* _WHAT TO PRODUCE_
Which lines have the string "Presse"? Copy all of them from the entries below.

— BEGIN INPUT —

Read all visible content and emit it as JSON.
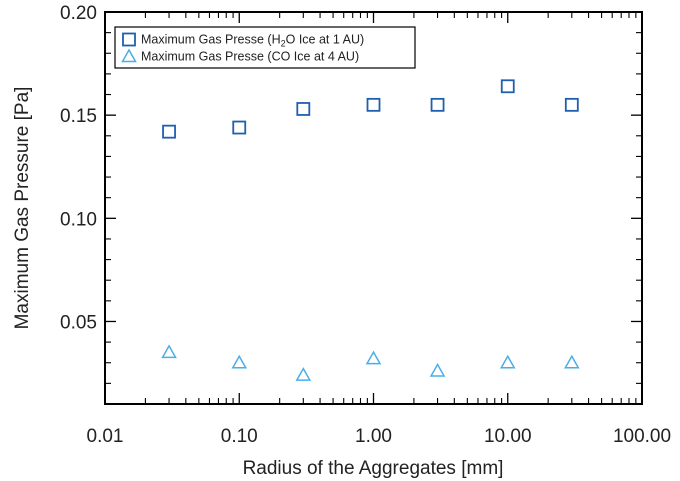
{
  "chart_data": {
    "type": "scatter",
    "title": "",
    "xlabel": "Radius of the Aggregates [mm]",
    "ylabel": "Maximum Gas Pressure [Pa]",
    "xscale": "log",
    "xlim": [
      0.01,
      100
    ],
    "ylim": [
      0.01,
      0.2
    ],
    "xticks": [
      0.01,
      0.1,
      1,
      10,
      100
    ],
    "xtick_labels": [
      "0.01",
      "0.10",
      "1.00",
      "10.00",
      "100.00"
    ],
    "yticks": [
      0.05,
      0.1,
      0.15,
      0.2
    ],
    "ytick_labels": [
      "0.05",
      "0.10",
      "0.15",
      "0.20"
    ],
    "grid": false,
    "legend_position": "top-left",
    "series": [
      {
        "name": "Maximum Gas Presse (H2O Ice at 1 AU)",
        "legend": {
          "prefix": "Maximum Gas Presse (H",
          "subscript": "2",
          "suffix": "O Ice at 1 AU)"
        },
        "marker": "square",
        "color": "#1f5fb0",
        "x": [
          0.03,
          0.1,
          0.3,
          1,
          3,
          10,
          30
        ],
        "y": [
          0.142,
          0.144,
          0.153,
          0.155,
          0.155,
          0.164,
          0.155
        ]
      },
      {
        "name": "Maximum Gas Presse (CO Ice at 4 AU)",
        "legend": {
          "prefix": "Maximum Gas Presse (CO Ice at 4 AU)",
          "subscript": "",
          "suffix": ""
        },
        "marker": "triangle",
        "color": "#4aaee8",
        "x": [
          0.03,
          0.1,
          0.3,
          1,
          3,
          10,
          30
        ],
        "y": [
          0.035,
          0.03,
          0.024,
          0.032,
          0.026,
          0.03,
          0.03
        ]
      }
    ]
  }
}
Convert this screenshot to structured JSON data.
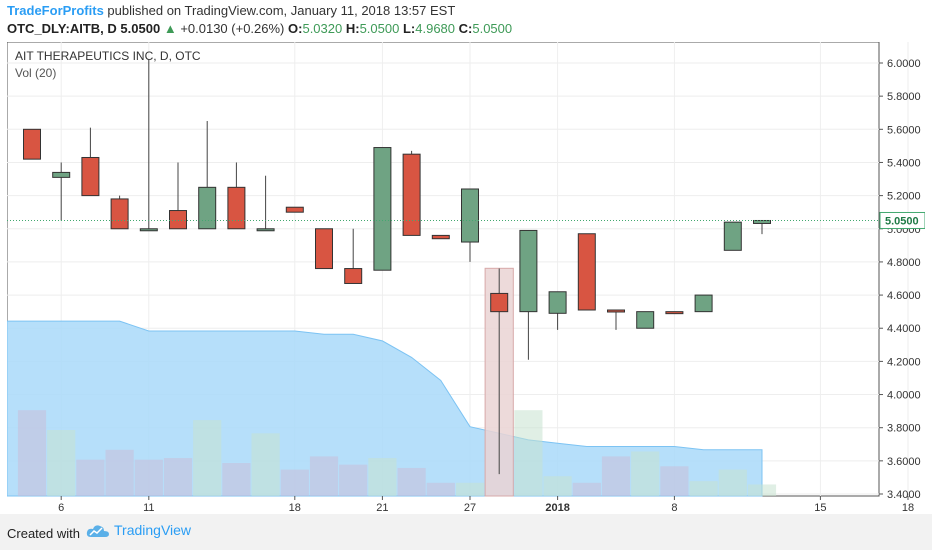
{
  "header": {
    "author": "TradeForProfits",
    "published_text": "published on TradingView.com, January 11, 2018 13:57 EST",
    "symbol": "OTC_DLY:AITB, D",
    "last": "5.0500",
    "change_arrow": "▲",
    "change": "+0.0130 (+0.26%)",
    "o_label": "O:",
    "o_value": "5.0320",
    "h_label": "H:",
    "h_value": "5.0500",
    "l_label": "L:",
    "l_value": "4.9680",
    "c_label": "C:",
    "c_value": "5.0500"
  },
  "chart_data": {
    "type": "candlestick",
    "title": "AIT THERAPEUTICS INC, D, OTC",
    "volume_label": "Vol (20)",
    "y_ticks": [
      "6.0000",
      "5.8000",
      "5.6000",
      "5.4000",
      "5.2000",
      "5.0000",
      "4.8000",
      "4.6000",
      "4.4000",
      "4.2000",
      "4.0000",
      "3.8000",
      "3.6000",
      "3.4000"
    ],
    "ylim": [
      3.35,
      6.07
    ],
    "x_ticks": [
      {
        "label": "6",
        "i": 1
      },
      {
        "label": "11",
        "i": 4
      },
      {
        "label": "18",
        "i": 9
      },
      {
        "label": "21",
        "i": 12
      },
      {
        "label": "27",
        "i": 15
      },
      {
        "label": "2018",
        "i": 18
      },
      {
        "label": "8",
        "i": 22
      },
      {
        "label": "15",
        "i": 27
      },
      {
        "label": "18",
        "i": 30
      }
    ],
    "last_price_label": "5.0500",
    "last_price": 5.05,
    "grid": true,
    "colors": {
      "up": "#6fa383",
      "down": "#d85542",
      "volume_area": "#a9d9f9",
      "volume_up": "#a3c9d9",
      "volume_down": "#b9bddf",
      "last_line": "#43a870"
    },
    "candles": [
      {
        "i": 0,
        "open": 5.6,
        "high": 5.6,
        "low": 5.42,
        "close": 5.42
      },
      {
        "i": 1,
        "open": 5.31,
        "high": 5.4,
        "low": 5.05,
        "close": 5.34
      },
      {
        "i": 2,
        "open": 5.43,
        "high": 5.61,
        "low": 5.2,
        "close": 5.2
      },
      {
        "i": 3,
        "open": 5.18,
        "high": 5.2,
        "low": 5.0,
        "close": 5.0
      },
      {
        "i": 4,
        "open": 5.0,
        "high": 6.02,
        "low": 5.0,
        "close": 5.0
      },
      {
        "i": 5,
        "open": 5.11,
        "high": 5.4,
        "low": 5.0,
        "close": 5.0
      },
      {
        "i": 6,
        "open": 5.0,
        "high": 5.65,
        "low": 5.0,
        "close": 5.25
      },
      {
        "i": 7,
        "open": 5.25,
        "high": 5.4,
        "low": 5.0,
        "close": 5.0
      },
      {
        "i": 8,
        "open": 5.0,
        "high": 5.32,
        "low": 5.0,
        "close": 5.0
      },
      {
        "i": 9,
        "open": 5.13,
        "high": 5.13,
        "low": 5.1,
        "close": 5.1
      },
      {
        "i": 10,
        "open": 5.0,
        "high": 5.0,
        "low": 4.76,
        "close": 4.76
      },
      {
        "i": 11,
        "open": 4.76,
        "high": 5.0,
        "low": 4.67,
        "close": 4.67
      },
      {
        "i": 12,
        "open": 4.75,
        "high": 5.49,
        "low": 4.75,
        "close": 5.49
      },
      {
        "i": 13,
        "open": 5.45,
        "high": 5.47,
        "low": 4.96,
        "close": 4.96
      },
      {
        "i": 14,
        "open": 4.96,
        "high": 4.96,
        "low": 4.94,
        "close": 4.94
      },
      {
        "i": 15,
        "open": 4.92,
        "high": 5.24,
        "low": 4.8,
        "close": 5.24
      },
      {
        "i": 16,
        "open": 4.61,
        "high": 4.76,
        "low": 3.52,
        "close": 4.5
      },
      {
        "i": 17,
        "open": 4.5,
        "high": 4.99,
        "low": 4.21,
        "close": 4.99
      },
      {
        "i": 18,
        "open": 4.49,
        "high": 4.62,
        "low": 4.39,
        "close": 4.62
      },
      {
        "i": 19,
        "open": 4.97,
        "high": 4.97,
        "low": 4.51,
        "close": 4.51
      },
      {
        "i": 20,
        "open": 4.51,
        "high": 4.51,
        "low": 4.39,
        "close": 4.5
      },
      {
        "i": 21,
        "open": 4.4,
        "high": 4.5,
        "low": 4.4,
        "close": 4.5
      },
      {
        "i": 22,
        "open": 4.5,
        "high": 4.5,
        "low": 4.49,
        "close": 4.49
      },
      {
        "i": 23,
        "open": 4.5,
        "high": 4.6,
        "low": 4.5,
        "close": 4.6
      },
      {
        "i": 24,
        "open": 4.87,
        "high": 5.04,
        "low": 4.87,
        "close": 5.04
      },
      {
        "i": 25,
        "open": 5.032,
        "high": 5.05,
        "low": 4.968,
        "close": 5.05
      }
    ],
    "volume_bars": [
      {
        "i": 0,
        "v": 0.26,
        "dir": "down"
      },
      {
        "i": 1,
        "v": 0.2,
        "dir": "up"
      },
      {
        "i": 2,
        "v": 0.11,
        "dir": "down"
      },
      {
        "i": 3,
        "v": 0.14,
        "dir": "down"
      },
      {
        "i": 4,
        "v": 0.11,
        "dir": "down"
      },
      {
        "i": 5,
        "v": 0.115,
        "dir": "down"
      },
      {
        "i": 6,
        "v": 0.23,
        "dir": "up"
      },
      {
        "i": 7,
        "v": 0.1,
        "dir": "down"
      },
      {
        "i": 8,
        "v": 0.19,
        "dir": "up"
      },
      {
        "i": 9,
        "v": 0.08,
        "dir": "down"
      },
      {
        "i": 10,
        "v": 0.12,
        "dir": "down"
      },
      {
        "i": 11,
        "v": 0.095,
        "dir": "down"
      },
      {
        "i": 12,
        "v": 0.115,
        "dir": "up"
      },
      {
        "i": 13,
        "v": 0.085,
        "dir": "down"
      },
      {
        "i": 14,
        "v": 0.04,
        "dir": "down"
      },
      {
        "i": 15,
        "v": 0.04,
        "dir": "up"
      },
      {
        "i": 16,
        "v": 0.69,
        "dir": "down"
      },
      {
        "i": 17,
        "v": 0.26,
        "dir": "up"
      },
      {
        "i": 18,
        "v": 0.06,
        "dir": "up"
      },
      {
        "i": 19,
        "v": 0.04,
        "dir": "down"
      },
      {
        "i": 20,
        "v": 0.12,
        "dir": "down"
      },
      {
        "i": 21,
        "v": 0.135,
        "dir": "up"
      },
      {
        "i": 22,
        "v": 0.09,
        "dir": "down"
      },
      {
        "i": 23,
        "v": 0.045,
        "dir": "up"
      },
      {
        "i": 24,
        "v": 0.08,
        "dir": "up"
      },
      {
        "i": 25,
        "v": 0.035,
        "dir": "up"
      }
    ],
    "volume_ma": [
      0.53,
      0.53,
      0.53,
      0.53,
      0.5,
      0.5,
      0.5,
      0.5,
      0.5,
      0.5,
      0.49,
      0.49,
      0.47,
      0.42,
      0.35,
      0.21,
      0.19,
      0.17,
      0.16,
      0.15,
      0.15,
      0.15,
      0.15,
      0.14,
      0.14,
      0.14
    ],
    "volume_max": 1.0
  },
  "footer": {
    "created_with": "Created with",
    "brand": "TradingView"
  }
}
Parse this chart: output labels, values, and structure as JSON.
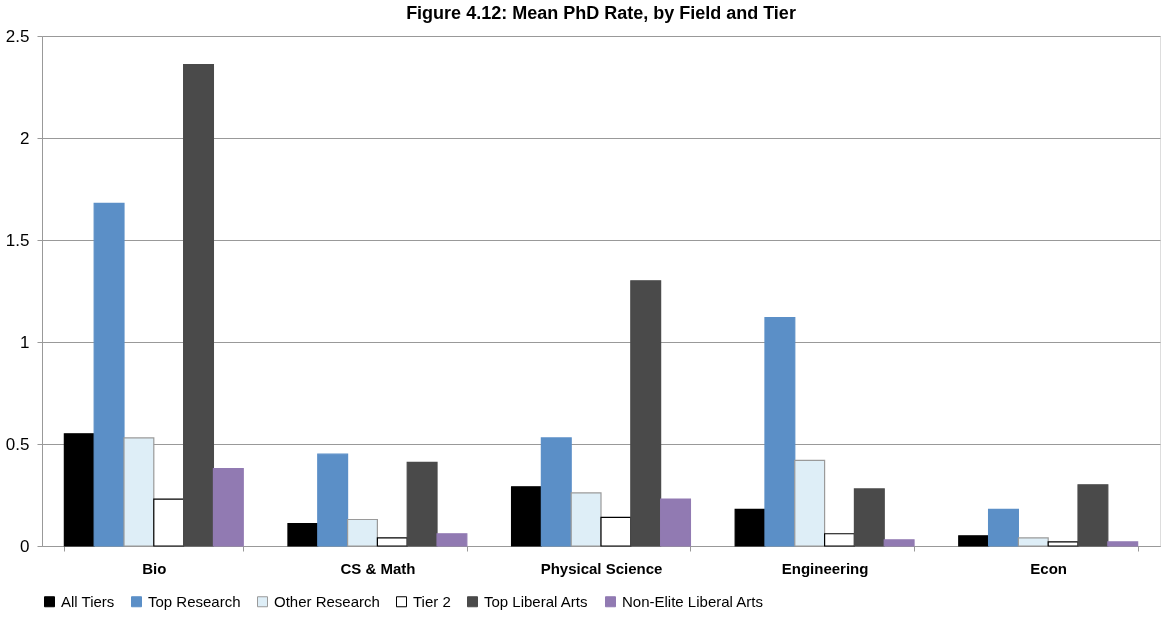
{
  "chart_data": {
    "type": "bar",
    "title": "Figure 4.12: Mean PhD Rate, by Field and Tier",
    "categories": [
      "Bio",
      "CS & Math",
      "Physical Science",
      "Engineering",
      "Econ"
    ],
    "series": [
      {
        "name": "All Tiers",
        "color": "#000000",
        "values": [
          0.55,
          0.11,
          0.29,
          0.18,
          0.05
        ]
      },
      {
        "name": "Top Research",
        "color": "#5b8fc7",
        "values": [
          1.68,
          0.45,
          0.53,
          1.12,
          0.18
        ]
      },
      {
        "name": "Other Research",
        "color": "#deeef7",
        "values": [
          0.53,
          0.13,
          0.26,
          0.42,
          0.04
        ]
      },
      {
        "name": "Tier 2",
        "color": "#ffffff",
        "values": [
          0.23,
          0.04,
          0.14,
          0.06,
          0.02
        ]
      },
      {
        "name": "Top Liberal Arts",
        "color": "#4a4a4a",
        "values": [
          2.36,
          0.41,
          1.3,
          0.28,
          0.3
        ]
      },
      {
        "name": "Non-Elite Liberal Arts",
        "color": "#917ab2",
        "values": [
          0.38,
          0.06,
          0.23,
          0.03,
          0.02
        ]
      }
    ],
    "ylim": [
      0,
      2.5
    ],
    "yticks": [
      0,
      0.5,
      1,
      1.5,
      2,
      2.5
    ],
    "grid": "y",
    "legend": "bottom"
  }
}
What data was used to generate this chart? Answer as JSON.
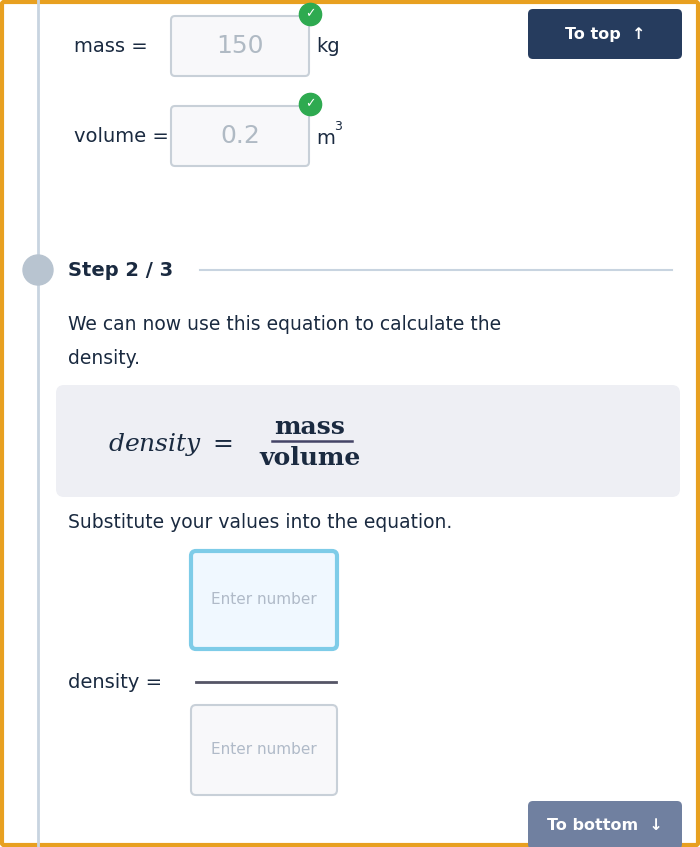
{
  "bg_color": "#ffffff",
  "border_color": "#e8a020",
  "left_line_color": "#c8d4e0",
  "left_circle_color": "#b8c4d0",
  "mass_label": "mass =",
  "mass_value": "150",
  "mass_unit": "kg",
  "volume_label": "volume =",
  "volume_value": "0.2",
  "step_label": "Step 2 / 3",
  "equation_bg": "#eeeff4",
  "substitute_text": "Substitute your values into the equation.",
  "enter_number_text": "Enter number",
  "density_label": "density =",
  "to_top_bg": "#263c5e",
  "to_top_text": "To top  ↑",
  "to_bottom_bg": "#7080a0",
  "to_bottom_text": "To bottom  ↓",
  "input_box_border": "#c8d0d8",
  "input_box_bg": "#f8f8fa",
  "active_box_border": "#7ecce8",
  "active_box_bg": "#f0f8ff",
  "check_color": "#2eaa50",
  "text_color": "#1a2a40",
  "step_line_color": "#c8d4e0",
  "fraction_line_color": "#444466",
  "density_line_color": "#555566",
  "figsize": [
    7.0,
    8.47
  ],
  "dpi": 100
}
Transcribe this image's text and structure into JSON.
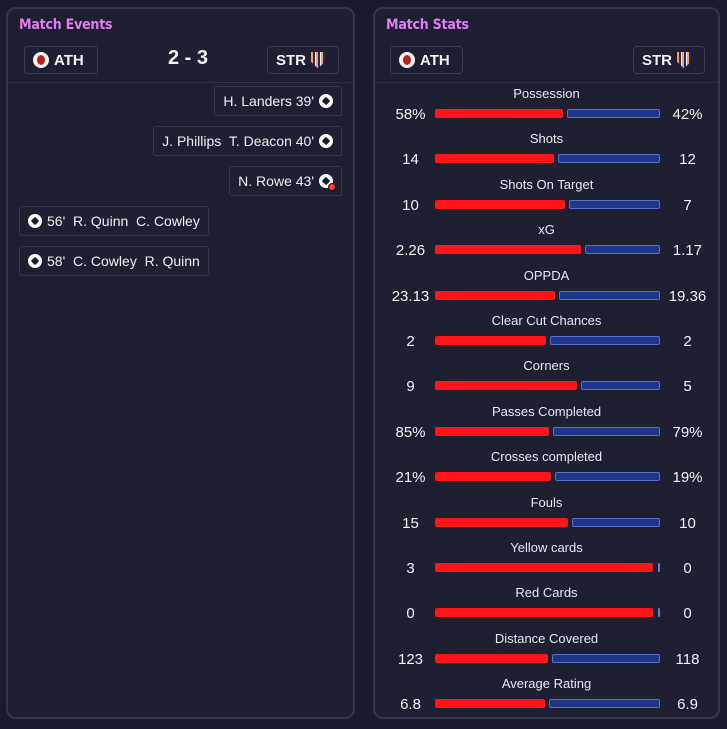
{
  "events_panel": {
    "title": "Match Events",
    "home_team": "ATH",
    "away_team": "STR",
    "score": "2 - 3",
    "events": [
      {
        "side": "away",
        "text": "H. Landers 39'",
        "icon": "goal-icon"
      },
      {
        "side": "away",
        "text": "J. Phillips  T. Deacon 40'",
        "icon": "goal-icon"
      },
      {
        "side": "away",
        "text": "N. Rowe 43'",
        "icon": "own-goal-icon"
      },
      {
        "side": "home",
        "text": "56'  R. Quinn  C. Cowley",
        "icon": "goal-icon"
      },
      {
        "side": "home",
        "text": "58'  C. Cowley  R. Quinn",
        "icon": "goal-icon"
      }
    ]
  },
  "stats_panel": {
    "title": "Match Stats",
    "home_team": "ATH",
    "away_team": "STR",
    "home_color": "#ff1418",
    "away_color": "#1d358a",
    "stats": [
      {
        "name": "Possession",
        "home": "58%",
        "away": "42%",
        "home_share": 0.58
      },
      {
        "name": "Shots",
        "home": "14",
        "away": "12",
        "home_share": 0.538
      },
      {
        "name": "Shots On Target",
        "home": "10",
        "away": "7",
        "home_share": 0.588
      },
      {
        "name": "xG",
        "home": "2.26",
        "away": "1.17",
        "home_share": 0.659
      },
      {
        "name": "OPPDA",
        "home": "23.13",
        "away": "19.36",
        "home_share": 0.544
      },
      {
        "name": "Clear Cut Chances",
        "home": "2",
        "away": "2",
        "home_share": 0.5
      },
      {
        "name": "Corners",
        "home": "9",
        "away": "5",
        "home_share": 0.643
      },
      {
        "name": "Passes Completed",
        "home": "85%",
        "away": "79%",
        "home_share": 0.518
      },
      {
        "name": "Crosses completed",
        "home": "21%",
        "away": "19%",
        "home_share": 0.525
      },
      {
        "name": "Fouls",
        "home": "15",
        "away": "10",
        "home_share": 0.6
      },
      {
        "name": "Yellow cards",
        "home": "3",
        "away": "0",
        "home_share": 1.0
      },
      {
        "name": "Red Cards",
        "home": "0",
        "away": "0",
        "home_share": 1.0
      },
      {
        "name": "Distance Covered",
        "home": "123",
        "away": "118",
        "home_share": 0.51
      },
      {
        "name": "Average Rating",
        "home": "6.8",
        "away": "6.9",
        "home_share": 0.496
      }
    ]
  }
}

— END INPUT —

* _SOLUTION TO THIS TASK_
        "name": "Maximum Gas Presse (H2O Ice at 1 AU)",
          "prefix": "Maximum Gas Presse (H",
        "name": "Maximum Gas Presse (CO Ice at 4 AU)",
          "prefix": "Maximum Gas Presse (CO Ice at 4 AU)",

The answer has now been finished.